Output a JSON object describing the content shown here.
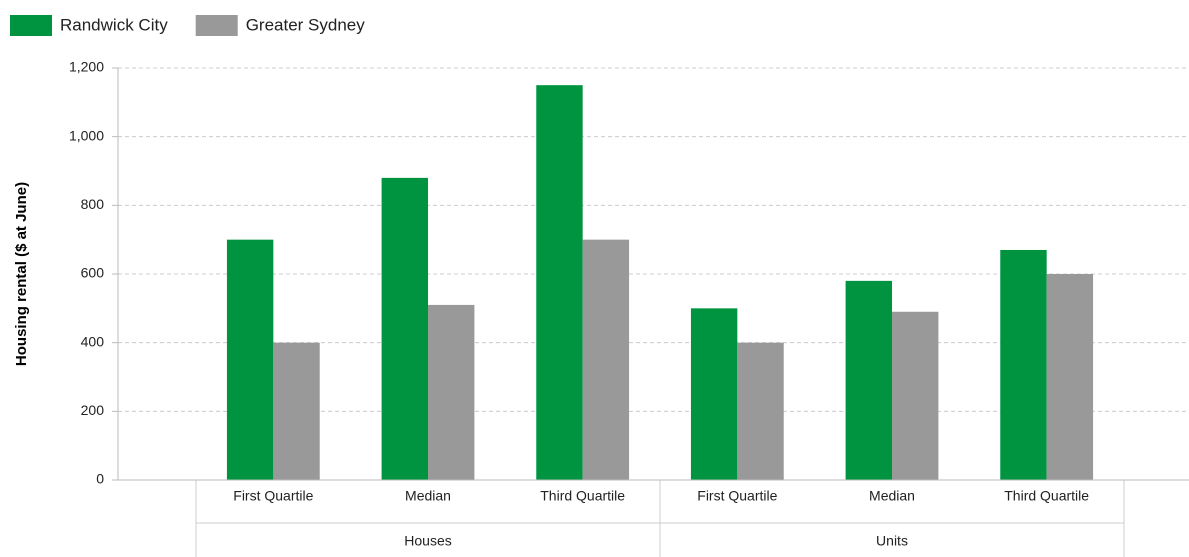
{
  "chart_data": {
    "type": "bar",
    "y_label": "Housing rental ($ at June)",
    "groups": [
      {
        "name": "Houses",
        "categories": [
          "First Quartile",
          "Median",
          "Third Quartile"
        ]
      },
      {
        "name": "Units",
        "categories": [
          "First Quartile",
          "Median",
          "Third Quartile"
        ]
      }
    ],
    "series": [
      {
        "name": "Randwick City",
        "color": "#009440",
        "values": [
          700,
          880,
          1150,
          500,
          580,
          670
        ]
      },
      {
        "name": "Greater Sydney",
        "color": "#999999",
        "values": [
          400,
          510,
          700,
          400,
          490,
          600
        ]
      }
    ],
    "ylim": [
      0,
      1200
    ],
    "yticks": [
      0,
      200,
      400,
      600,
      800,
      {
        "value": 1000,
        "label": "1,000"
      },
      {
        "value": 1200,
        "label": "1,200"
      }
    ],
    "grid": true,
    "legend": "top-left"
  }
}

* * *

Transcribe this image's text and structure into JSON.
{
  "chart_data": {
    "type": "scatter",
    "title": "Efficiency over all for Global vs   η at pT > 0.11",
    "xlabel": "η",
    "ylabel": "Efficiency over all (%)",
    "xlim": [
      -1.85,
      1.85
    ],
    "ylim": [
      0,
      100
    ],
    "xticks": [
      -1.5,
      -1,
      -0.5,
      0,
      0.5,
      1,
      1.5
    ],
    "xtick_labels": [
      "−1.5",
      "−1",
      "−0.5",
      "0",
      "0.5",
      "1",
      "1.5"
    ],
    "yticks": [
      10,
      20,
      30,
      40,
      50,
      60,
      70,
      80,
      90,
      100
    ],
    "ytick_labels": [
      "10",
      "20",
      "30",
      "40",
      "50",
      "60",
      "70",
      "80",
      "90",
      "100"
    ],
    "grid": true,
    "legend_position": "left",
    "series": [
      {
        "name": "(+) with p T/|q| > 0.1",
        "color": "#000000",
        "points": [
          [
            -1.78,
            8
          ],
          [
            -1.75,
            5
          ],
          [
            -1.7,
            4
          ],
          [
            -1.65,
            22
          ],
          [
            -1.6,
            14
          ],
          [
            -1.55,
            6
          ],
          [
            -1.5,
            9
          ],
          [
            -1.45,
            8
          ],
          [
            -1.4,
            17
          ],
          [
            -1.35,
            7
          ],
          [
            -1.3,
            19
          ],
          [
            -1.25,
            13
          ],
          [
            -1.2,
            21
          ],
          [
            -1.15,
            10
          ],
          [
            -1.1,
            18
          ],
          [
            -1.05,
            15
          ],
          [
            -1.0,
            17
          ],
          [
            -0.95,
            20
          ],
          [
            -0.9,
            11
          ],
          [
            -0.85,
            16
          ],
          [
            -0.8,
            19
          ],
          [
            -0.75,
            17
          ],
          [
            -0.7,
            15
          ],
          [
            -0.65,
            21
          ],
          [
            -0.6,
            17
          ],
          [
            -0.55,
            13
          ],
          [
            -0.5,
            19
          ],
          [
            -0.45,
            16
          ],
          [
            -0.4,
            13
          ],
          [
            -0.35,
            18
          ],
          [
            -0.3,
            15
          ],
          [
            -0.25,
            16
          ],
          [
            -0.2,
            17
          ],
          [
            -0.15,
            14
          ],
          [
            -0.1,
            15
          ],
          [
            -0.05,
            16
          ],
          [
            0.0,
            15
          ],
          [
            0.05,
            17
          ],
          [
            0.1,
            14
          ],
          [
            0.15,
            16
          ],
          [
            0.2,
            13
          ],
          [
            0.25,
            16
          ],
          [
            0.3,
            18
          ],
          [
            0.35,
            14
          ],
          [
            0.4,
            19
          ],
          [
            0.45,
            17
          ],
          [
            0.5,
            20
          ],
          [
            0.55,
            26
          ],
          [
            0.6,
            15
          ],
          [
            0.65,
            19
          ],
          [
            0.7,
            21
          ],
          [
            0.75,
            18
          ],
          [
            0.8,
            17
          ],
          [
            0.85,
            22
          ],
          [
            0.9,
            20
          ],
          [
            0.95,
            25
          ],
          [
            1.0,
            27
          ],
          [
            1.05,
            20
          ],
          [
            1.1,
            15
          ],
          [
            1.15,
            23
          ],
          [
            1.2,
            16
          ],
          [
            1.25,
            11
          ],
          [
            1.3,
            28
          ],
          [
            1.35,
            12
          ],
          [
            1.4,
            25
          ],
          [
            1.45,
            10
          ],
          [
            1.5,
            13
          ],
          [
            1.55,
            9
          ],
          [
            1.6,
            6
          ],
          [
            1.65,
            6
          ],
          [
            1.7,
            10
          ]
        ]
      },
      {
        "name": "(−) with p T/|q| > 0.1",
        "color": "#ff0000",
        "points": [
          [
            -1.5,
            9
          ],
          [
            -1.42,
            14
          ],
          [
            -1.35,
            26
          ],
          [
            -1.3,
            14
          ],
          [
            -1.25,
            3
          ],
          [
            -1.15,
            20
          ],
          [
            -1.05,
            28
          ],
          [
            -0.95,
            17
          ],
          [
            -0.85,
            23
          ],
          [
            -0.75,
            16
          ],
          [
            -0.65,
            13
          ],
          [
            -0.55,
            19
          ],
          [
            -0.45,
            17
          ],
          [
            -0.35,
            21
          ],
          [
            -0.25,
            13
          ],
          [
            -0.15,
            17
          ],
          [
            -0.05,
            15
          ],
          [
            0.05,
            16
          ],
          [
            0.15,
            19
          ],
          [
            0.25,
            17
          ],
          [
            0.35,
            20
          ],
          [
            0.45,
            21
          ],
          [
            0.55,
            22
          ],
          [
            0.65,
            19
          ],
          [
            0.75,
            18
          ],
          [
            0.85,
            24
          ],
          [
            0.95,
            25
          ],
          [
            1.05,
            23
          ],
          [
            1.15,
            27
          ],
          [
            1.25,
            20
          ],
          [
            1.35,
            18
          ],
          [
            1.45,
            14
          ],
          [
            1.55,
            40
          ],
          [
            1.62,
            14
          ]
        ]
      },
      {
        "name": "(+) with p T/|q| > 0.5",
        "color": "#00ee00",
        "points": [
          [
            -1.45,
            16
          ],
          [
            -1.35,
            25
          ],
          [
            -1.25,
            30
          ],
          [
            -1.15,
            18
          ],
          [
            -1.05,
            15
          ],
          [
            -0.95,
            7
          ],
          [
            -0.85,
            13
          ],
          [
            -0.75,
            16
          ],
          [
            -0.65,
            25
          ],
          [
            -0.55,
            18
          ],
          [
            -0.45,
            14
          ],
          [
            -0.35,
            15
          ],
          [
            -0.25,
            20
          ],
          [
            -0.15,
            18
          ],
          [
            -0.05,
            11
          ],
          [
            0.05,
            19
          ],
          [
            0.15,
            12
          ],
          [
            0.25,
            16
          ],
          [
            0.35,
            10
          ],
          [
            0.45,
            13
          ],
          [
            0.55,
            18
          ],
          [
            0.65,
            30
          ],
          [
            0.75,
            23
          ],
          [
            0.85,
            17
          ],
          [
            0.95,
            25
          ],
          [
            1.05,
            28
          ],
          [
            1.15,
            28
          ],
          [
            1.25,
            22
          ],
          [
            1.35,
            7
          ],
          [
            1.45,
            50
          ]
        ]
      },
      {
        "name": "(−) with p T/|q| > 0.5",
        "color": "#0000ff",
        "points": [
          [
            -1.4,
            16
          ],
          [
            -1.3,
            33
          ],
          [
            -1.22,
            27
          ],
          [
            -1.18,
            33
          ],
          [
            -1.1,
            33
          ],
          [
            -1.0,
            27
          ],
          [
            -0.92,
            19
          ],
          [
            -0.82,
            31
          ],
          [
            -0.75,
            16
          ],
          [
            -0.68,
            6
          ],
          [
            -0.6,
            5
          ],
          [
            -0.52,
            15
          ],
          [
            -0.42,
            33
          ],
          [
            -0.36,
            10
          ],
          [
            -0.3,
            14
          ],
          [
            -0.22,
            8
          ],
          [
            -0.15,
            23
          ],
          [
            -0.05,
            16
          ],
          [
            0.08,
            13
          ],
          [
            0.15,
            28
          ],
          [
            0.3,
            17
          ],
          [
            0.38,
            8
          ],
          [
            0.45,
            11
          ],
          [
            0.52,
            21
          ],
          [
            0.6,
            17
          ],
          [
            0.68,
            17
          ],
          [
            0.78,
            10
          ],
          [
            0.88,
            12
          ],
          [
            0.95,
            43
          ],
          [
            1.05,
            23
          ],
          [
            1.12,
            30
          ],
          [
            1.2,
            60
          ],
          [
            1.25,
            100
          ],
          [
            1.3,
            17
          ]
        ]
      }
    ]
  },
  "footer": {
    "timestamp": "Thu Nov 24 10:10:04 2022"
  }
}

---

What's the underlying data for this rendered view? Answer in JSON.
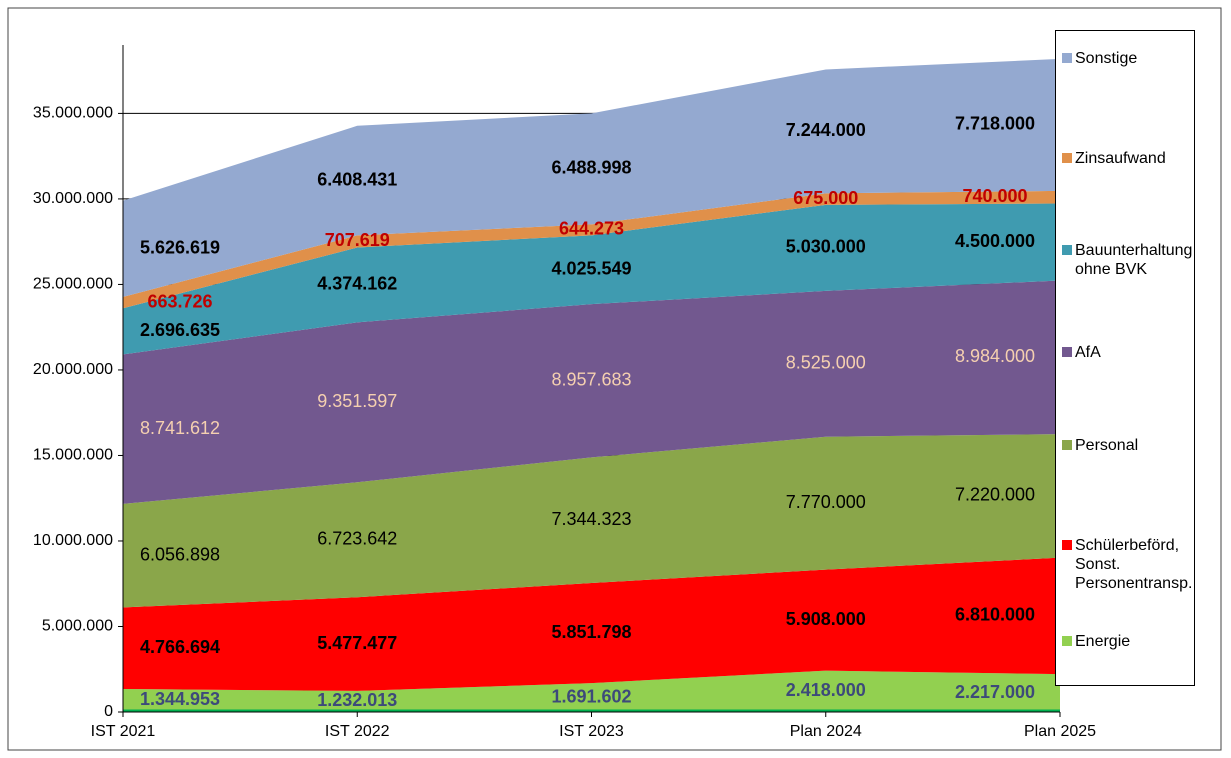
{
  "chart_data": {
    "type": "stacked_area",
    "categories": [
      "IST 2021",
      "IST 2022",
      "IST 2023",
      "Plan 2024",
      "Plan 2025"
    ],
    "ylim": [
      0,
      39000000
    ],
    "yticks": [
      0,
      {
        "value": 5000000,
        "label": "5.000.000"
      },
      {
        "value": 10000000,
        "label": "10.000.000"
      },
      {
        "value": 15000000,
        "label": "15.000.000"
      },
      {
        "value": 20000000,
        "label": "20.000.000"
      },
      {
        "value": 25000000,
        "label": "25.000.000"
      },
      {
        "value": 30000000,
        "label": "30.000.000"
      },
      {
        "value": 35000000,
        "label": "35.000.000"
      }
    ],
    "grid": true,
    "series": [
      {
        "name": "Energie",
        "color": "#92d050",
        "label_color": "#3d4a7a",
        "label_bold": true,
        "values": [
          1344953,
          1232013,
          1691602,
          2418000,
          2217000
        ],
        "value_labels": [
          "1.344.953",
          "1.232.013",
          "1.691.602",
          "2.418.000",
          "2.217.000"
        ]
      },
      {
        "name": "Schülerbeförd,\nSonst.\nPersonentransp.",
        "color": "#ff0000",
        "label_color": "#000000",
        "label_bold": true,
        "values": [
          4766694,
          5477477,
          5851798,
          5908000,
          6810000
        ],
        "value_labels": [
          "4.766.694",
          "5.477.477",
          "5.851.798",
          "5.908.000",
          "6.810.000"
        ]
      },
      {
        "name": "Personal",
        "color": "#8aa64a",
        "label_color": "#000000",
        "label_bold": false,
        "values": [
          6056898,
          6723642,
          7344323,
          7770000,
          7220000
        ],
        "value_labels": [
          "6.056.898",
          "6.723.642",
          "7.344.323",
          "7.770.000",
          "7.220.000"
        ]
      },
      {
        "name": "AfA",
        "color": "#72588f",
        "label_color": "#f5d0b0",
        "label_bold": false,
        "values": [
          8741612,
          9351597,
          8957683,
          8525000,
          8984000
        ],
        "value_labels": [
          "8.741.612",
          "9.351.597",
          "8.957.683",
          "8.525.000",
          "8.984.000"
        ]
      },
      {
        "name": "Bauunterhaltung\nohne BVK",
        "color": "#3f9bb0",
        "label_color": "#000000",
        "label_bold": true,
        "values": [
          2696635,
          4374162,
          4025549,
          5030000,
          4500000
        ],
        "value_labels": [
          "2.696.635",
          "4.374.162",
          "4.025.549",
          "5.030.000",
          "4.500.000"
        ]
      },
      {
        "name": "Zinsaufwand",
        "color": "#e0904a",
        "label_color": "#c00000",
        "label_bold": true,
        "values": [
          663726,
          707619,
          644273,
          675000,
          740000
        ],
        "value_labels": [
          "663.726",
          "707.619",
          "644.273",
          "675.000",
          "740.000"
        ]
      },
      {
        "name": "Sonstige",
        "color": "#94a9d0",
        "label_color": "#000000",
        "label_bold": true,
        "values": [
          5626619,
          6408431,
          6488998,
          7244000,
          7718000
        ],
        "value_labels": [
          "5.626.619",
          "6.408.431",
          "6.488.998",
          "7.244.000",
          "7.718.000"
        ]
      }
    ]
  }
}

» **Short problem**
From the entries above, select each line containing the string "this".

» **Response**
Transcribe this image's text and structure into JSON.
What's the underlying data for this rendered view? Answer in JSON.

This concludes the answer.